* _YOUR OBJECTIVE_
Give back the whole listing exactly as shown.

* _PROVIDED RECORDS_
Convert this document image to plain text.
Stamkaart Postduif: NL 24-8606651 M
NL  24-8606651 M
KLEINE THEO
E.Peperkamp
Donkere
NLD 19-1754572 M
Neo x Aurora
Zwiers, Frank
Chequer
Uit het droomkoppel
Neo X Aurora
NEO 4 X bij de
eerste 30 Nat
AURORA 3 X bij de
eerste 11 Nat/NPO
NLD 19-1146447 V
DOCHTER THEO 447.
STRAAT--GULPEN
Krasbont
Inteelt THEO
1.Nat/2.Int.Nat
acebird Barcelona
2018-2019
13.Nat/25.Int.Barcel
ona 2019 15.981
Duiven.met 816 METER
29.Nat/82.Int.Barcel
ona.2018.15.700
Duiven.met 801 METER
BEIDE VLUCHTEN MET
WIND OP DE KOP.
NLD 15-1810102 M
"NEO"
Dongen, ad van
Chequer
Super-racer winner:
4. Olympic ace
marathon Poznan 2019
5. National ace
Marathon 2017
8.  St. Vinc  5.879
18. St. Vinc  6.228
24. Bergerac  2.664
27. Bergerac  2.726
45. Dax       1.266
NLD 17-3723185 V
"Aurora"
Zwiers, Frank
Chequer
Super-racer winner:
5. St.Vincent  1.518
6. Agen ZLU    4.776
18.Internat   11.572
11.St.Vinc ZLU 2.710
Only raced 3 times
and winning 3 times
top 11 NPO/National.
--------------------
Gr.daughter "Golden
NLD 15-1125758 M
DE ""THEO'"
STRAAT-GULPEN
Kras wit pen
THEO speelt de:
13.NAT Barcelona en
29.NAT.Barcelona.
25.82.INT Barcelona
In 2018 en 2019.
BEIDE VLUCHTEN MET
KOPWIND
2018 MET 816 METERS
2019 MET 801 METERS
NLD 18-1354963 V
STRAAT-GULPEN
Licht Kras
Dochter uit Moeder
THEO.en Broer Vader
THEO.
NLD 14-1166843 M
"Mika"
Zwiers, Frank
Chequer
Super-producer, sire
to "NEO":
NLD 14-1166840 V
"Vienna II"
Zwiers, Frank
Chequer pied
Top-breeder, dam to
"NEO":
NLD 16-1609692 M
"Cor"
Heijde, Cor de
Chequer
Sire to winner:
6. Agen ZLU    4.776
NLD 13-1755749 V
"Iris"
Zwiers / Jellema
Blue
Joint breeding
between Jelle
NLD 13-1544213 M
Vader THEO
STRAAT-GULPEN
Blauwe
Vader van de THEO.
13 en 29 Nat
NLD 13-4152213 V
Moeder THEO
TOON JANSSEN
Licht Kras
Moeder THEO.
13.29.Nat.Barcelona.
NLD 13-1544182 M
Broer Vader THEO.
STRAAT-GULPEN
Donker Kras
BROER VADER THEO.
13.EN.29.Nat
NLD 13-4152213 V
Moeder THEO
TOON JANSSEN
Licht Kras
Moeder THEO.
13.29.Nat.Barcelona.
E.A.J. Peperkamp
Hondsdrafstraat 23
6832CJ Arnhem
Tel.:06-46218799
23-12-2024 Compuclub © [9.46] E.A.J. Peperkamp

* _FINAL RESULT_
Convert this document image to plain text.
Stamkaart Postduif: NL 24-8606651 M
NL  24-8606651 M
KLEINE THEO
E.Peperkamp
Donkere
NLD 19-1754572 M
Neo x Aurora
Zwiers, Frank
Chequer
Uit het droomkoppel
Neo X Aurora
NEO 4 X bij de
eerste 30 Nat
AURORA 3 X bij de
eerste 11 Nat/NPO
NLD 19-1146447 V
DOCHTER THEO 447.
STRAAT--GULPEN
Krasbont
Inteelt THEO
1.Nat/2.Int.Nat
acebird Barcelona
2018-2019
13.Nat/25.Int.Barcel
ona 2019 15.981
Duiven.met 816 METER
29.Nat/82.Int.Barcel
ona.2018.15.700
Duiven.met 801 METER
BEIDE VLUCHTEN MET
WIND OP DE KOP.
NLD 15-1810102 M
"NEO"
Dongen, ad van
Chequer
Super-racer winner:
4. Olympic ace
marathon Poznan 2019
5. National ace
Marathon 2017
8.  St. Vinc  5.879
18. St. Vinc  6.228
24. Bergerac  2.664
27. Bergerac  2.726
45. Dax       1.266
NLD 17-3723185 V
"Aurora"
Zwiers, Frank
Chequer
Super-racer winner:
5. St.Vincent  1.518
6. Agen ZLU    4.776
18.Internat   11.572
11.St.Vinc ZLU 2.710
Only raced 3 times
and winning 3 times
top 11 NPO/National.
--------------------
Gr.daughter "Golden
NLD 15-1125758 M
DE ""THEO'"
STRAAT-GULPEN
Kras wit pen
THEO speelt de:
13.NAT Barcelona en
29.NAT.Barcelona.
25.82.INT Barcelona
In 2018 en 2019.
BEIDE VLUCHTEN MET
KOPWIND
2018 MET 816 METERS
2019 MET 801 METERS
NLD 18-1354963 V
STRAAT-GULPEN
Licht Kras
Dochter uit Moeder
THEO.en Broer Vader
THEO.
NLD 14-1166843 M
"Mika"
Zwiers, Frank
Chequer
Super-producer, sire
to "NEO":
NLD 14-1166840 V
"Vienna II"
Zwiers, Frank
Chequer pied
Top-breeder, dam to
"NEO":
NLD 16-1609692 M
"Cor"
Heijde, Cor de
Chequer
Sire to winner:
6. Agen ZLU    4.776
NLD 13-1755749 V
"Iris"
Zwiers / Jellema
Blue
Joint breeding
between Jelle
NLD 13-1544213 M
Vader THEO
STRAAT-GULPEN
Blauwe
Vader van de THEO.
13 en 29 Nat
NLD 13-4152213 V
Moeder THEO
TOON JANSSEN
Licht Kras
Moeder THEO.
13.29.Nat.Barcelona.
NLD 13-1544182 M
Broer Vader THEO.
STRAAT-GULPEN
Donker Kras
BROER VADER THEO.
13.EN.29.Nat
NLD 13-4152213 V
Moeder THEO
TOON JANSSEN
Licht Kras
Moeder THEO.
13.29.Nat.Barcelona.
E.A.J. Peperkamp
Hondsdrafstraat 23
6832CJ Arnhem
Tel.:06-46218799
23-12-2024 Compuclub © [9.46] E.A.J. Peperkamp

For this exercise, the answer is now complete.